**RECORDS SUPPLIED**

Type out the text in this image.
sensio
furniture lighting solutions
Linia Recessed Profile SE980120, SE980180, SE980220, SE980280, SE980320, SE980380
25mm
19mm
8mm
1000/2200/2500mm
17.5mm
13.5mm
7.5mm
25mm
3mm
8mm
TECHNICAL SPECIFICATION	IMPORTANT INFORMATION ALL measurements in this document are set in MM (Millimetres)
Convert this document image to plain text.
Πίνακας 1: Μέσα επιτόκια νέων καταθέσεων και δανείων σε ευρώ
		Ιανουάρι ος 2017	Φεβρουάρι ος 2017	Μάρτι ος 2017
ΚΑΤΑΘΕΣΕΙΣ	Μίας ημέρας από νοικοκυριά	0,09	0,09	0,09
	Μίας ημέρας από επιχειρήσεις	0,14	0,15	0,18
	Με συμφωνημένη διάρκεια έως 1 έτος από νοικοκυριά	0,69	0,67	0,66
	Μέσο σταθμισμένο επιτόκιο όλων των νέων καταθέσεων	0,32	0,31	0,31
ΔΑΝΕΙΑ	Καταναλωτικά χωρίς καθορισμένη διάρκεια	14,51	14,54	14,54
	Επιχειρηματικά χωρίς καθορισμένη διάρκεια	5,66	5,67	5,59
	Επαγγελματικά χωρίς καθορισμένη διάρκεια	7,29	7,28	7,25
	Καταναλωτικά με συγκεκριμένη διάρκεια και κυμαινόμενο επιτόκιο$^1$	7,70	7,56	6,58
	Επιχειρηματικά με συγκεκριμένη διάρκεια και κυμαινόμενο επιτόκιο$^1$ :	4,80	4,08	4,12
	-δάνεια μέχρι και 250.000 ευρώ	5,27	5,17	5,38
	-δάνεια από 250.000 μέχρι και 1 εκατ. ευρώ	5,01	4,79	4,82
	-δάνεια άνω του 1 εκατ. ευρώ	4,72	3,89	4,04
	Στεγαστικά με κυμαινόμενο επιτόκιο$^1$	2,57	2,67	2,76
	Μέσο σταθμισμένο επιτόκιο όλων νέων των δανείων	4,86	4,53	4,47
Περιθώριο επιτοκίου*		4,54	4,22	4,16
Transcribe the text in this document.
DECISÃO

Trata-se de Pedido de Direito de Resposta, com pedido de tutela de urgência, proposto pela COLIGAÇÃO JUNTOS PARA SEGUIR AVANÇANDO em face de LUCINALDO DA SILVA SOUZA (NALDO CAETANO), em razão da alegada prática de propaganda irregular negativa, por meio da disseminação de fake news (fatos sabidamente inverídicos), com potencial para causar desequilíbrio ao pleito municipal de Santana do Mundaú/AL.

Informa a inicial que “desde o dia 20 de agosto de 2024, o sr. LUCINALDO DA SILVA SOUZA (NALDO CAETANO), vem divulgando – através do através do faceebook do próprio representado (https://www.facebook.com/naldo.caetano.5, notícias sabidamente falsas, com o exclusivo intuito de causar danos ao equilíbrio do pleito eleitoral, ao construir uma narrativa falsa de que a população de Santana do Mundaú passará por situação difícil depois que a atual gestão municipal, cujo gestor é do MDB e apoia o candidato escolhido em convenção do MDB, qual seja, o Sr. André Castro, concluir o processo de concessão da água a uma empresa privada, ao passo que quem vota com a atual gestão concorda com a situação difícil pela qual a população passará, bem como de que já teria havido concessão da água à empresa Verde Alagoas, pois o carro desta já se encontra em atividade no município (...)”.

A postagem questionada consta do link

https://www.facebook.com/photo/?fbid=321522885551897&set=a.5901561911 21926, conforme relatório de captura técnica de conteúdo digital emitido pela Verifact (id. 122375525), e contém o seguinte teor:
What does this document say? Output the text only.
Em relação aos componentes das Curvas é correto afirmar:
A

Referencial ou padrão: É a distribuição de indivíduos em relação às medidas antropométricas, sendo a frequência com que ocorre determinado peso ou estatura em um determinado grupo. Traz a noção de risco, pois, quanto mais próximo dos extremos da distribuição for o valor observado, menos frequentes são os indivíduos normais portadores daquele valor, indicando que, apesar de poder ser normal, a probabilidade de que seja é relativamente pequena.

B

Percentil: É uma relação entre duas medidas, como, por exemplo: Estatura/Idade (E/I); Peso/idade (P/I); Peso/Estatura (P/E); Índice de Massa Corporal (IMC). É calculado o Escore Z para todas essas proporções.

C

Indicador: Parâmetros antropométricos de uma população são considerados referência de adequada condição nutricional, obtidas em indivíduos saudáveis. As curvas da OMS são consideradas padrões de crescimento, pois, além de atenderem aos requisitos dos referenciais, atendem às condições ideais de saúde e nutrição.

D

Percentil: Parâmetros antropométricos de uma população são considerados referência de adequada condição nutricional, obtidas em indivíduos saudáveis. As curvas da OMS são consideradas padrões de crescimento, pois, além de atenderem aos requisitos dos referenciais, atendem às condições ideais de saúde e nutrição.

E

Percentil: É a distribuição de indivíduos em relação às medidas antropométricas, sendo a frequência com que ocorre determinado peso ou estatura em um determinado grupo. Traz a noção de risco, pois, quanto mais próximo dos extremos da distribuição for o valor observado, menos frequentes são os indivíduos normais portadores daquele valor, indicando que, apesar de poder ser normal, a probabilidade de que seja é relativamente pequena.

**WHAT THE TASK ASKS**
Report how many lines of the preceding records include "νοικοκυριά". Output the number only.

**RESPONSE**
2